YOUR GOAL
Your answer should be a single number: the count of lines in the material below that hold "NCRB".

** START DATA LISTING **

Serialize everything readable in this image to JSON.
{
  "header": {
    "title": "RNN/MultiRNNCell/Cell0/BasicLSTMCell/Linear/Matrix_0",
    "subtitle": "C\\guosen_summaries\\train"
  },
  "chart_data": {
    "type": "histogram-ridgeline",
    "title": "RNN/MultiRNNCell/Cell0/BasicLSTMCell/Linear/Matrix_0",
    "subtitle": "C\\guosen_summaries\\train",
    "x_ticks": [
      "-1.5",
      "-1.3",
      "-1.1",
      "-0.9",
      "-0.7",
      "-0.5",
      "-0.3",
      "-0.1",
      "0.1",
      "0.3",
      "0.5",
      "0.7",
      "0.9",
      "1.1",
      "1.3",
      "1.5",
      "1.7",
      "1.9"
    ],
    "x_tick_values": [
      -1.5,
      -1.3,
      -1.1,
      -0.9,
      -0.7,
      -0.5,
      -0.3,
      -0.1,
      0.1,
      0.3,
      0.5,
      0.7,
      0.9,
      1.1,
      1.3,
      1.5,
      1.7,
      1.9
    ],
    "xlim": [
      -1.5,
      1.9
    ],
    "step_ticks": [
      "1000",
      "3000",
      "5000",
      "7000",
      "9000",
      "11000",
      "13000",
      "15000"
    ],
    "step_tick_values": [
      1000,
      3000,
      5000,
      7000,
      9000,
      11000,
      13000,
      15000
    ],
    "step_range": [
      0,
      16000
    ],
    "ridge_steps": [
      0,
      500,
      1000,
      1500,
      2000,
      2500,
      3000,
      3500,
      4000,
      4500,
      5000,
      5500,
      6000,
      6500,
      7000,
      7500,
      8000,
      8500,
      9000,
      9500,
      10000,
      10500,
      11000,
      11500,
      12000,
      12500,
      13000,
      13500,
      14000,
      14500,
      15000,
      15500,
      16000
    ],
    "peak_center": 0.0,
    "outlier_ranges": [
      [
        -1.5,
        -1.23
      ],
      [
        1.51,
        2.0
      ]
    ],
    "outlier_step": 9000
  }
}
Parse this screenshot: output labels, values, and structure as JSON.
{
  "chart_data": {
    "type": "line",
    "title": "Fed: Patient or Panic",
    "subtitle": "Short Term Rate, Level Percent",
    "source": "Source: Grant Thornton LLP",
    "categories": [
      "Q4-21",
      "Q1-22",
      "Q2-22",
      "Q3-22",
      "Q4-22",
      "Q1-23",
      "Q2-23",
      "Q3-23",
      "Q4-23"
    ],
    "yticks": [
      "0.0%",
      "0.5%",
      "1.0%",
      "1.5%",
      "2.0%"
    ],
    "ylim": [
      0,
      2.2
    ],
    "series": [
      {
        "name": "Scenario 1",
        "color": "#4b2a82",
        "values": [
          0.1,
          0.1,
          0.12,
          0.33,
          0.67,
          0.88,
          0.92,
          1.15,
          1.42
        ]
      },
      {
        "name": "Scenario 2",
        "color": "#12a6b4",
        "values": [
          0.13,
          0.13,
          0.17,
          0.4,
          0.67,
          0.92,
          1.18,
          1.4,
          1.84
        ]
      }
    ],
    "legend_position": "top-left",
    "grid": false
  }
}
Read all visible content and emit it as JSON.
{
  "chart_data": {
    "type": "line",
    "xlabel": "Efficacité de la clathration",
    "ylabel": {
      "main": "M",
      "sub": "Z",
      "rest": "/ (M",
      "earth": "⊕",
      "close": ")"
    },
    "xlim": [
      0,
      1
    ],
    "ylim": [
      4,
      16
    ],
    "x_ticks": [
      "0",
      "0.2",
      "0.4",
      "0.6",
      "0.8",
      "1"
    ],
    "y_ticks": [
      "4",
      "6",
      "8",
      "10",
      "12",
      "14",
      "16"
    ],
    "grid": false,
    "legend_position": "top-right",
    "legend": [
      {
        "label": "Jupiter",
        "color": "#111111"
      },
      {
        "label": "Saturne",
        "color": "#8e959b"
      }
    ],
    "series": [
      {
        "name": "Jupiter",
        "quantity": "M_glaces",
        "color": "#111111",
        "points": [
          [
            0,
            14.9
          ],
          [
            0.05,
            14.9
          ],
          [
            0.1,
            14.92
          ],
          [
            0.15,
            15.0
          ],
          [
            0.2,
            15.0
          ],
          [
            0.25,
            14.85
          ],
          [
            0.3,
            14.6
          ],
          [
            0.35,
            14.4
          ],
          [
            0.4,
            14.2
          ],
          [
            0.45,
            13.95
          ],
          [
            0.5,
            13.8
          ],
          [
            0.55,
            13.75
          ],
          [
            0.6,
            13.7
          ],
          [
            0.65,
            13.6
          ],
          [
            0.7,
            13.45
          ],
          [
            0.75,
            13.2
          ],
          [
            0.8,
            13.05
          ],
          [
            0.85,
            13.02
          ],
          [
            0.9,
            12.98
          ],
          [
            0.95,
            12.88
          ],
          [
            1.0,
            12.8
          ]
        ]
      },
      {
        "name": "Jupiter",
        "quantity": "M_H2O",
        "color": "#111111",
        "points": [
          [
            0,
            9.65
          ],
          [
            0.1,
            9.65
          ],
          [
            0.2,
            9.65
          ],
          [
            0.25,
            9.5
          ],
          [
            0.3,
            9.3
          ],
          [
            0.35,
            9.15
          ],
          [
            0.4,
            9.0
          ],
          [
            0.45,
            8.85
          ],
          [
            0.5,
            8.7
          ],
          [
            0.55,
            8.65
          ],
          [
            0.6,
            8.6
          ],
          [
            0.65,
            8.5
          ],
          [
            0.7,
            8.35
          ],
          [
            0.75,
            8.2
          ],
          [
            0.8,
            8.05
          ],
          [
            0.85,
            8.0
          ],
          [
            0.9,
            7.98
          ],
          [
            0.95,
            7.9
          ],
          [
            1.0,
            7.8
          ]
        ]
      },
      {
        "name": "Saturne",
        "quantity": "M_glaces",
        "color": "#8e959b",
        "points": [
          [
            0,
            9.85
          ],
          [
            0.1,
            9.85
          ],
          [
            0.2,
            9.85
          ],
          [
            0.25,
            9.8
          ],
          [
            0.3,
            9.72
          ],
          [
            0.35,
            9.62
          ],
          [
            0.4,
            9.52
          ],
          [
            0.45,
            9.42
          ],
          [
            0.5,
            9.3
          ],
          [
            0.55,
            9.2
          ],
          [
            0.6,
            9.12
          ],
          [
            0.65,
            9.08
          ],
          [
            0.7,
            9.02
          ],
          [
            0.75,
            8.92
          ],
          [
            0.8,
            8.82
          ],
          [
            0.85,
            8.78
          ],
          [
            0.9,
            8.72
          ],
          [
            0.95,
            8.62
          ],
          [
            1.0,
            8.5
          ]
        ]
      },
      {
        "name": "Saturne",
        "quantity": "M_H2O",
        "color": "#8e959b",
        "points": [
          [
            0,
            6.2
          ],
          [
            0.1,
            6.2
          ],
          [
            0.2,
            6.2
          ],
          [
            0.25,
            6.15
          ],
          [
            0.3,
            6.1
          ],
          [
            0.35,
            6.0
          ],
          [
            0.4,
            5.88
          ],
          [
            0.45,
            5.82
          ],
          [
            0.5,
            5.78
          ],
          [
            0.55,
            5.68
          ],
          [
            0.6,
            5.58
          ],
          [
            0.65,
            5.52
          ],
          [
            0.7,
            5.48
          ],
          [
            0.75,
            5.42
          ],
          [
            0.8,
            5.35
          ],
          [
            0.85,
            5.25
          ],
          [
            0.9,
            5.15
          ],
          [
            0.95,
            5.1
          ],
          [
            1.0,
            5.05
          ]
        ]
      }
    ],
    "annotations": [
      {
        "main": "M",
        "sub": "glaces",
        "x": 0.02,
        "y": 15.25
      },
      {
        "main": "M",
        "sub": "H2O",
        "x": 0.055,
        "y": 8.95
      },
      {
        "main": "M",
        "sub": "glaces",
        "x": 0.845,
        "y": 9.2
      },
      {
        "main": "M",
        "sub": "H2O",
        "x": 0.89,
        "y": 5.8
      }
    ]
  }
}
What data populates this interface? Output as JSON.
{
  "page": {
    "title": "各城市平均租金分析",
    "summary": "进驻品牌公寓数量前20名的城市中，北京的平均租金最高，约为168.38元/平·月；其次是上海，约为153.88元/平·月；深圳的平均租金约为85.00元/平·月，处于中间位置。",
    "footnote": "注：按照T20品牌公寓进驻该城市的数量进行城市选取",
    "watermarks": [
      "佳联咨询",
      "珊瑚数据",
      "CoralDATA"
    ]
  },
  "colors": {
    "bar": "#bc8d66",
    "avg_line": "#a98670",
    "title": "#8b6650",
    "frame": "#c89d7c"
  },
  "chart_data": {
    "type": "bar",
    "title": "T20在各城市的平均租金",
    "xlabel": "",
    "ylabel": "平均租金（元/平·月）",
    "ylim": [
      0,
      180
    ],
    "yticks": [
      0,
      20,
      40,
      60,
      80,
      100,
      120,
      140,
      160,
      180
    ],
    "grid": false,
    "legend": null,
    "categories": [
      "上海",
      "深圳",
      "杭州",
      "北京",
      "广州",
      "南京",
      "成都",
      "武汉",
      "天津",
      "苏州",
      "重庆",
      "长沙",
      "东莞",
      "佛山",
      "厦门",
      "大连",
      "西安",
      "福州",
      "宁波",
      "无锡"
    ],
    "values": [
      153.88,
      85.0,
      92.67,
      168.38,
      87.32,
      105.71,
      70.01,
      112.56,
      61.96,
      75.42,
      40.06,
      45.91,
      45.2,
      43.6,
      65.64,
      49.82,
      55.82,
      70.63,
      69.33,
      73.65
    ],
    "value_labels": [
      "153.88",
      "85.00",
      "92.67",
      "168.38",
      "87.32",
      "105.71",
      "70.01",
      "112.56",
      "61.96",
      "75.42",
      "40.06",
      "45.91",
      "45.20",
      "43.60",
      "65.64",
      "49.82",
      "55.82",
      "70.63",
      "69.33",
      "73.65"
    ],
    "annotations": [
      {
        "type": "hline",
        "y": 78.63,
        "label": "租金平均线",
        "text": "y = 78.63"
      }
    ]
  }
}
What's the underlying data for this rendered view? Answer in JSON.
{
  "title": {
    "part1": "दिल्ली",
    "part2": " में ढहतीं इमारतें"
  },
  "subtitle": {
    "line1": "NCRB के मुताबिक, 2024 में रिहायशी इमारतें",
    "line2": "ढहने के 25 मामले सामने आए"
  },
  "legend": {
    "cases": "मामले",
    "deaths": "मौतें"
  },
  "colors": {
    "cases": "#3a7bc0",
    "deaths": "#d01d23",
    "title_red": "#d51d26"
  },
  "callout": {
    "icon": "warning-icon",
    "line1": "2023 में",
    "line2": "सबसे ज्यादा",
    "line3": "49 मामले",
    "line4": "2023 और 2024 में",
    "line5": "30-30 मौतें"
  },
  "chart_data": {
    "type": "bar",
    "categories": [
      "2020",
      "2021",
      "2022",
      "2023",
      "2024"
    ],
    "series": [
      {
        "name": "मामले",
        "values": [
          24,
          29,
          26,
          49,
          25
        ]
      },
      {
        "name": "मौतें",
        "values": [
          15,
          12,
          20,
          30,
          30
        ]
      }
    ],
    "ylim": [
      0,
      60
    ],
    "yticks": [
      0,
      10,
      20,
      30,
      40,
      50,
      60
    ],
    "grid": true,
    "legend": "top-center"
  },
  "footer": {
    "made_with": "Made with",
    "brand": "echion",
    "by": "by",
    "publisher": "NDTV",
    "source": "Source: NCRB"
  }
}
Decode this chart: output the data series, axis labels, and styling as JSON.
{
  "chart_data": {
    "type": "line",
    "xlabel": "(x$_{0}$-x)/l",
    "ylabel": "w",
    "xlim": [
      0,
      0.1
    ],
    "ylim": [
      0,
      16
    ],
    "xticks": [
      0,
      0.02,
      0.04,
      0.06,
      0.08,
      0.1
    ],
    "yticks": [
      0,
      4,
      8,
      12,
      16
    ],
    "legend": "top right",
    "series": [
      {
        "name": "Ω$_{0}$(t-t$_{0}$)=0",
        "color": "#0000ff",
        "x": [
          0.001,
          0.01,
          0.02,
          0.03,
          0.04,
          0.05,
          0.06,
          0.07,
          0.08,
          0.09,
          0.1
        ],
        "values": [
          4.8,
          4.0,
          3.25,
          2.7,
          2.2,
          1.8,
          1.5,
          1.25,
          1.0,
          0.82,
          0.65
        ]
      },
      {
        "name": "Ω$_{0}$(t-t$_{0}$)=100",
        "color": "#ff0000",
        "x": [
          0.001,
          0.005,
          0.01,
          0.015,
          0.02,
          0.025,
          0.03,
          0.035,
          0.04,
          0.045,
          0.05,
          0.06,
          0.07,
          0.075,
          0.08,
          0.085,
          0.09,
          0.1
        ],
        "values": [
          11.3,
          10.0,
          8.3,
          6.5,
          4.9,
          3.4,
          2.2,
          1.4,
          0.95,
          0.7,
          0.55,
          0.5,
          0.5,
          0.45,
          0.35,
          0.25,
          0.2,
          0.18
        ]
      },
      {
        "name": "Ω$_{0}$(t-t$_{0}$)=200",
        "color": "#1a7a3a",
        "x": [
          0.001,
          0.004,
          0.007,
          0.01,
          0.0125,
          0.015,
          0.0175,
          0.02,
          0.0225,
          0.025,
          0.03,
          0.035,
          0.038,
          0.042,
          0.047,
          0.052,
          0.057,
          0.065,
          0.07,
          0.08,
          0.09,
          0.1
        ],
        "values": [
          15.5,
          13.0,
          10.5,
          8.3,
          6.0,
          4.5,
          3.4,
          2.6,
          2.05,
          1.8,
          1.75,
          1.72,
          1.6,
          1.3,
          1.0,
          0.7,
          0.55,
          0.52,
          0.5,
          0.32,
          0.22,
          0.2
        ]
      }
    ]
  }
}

** END DATA LISTING **

TASK RESULT
2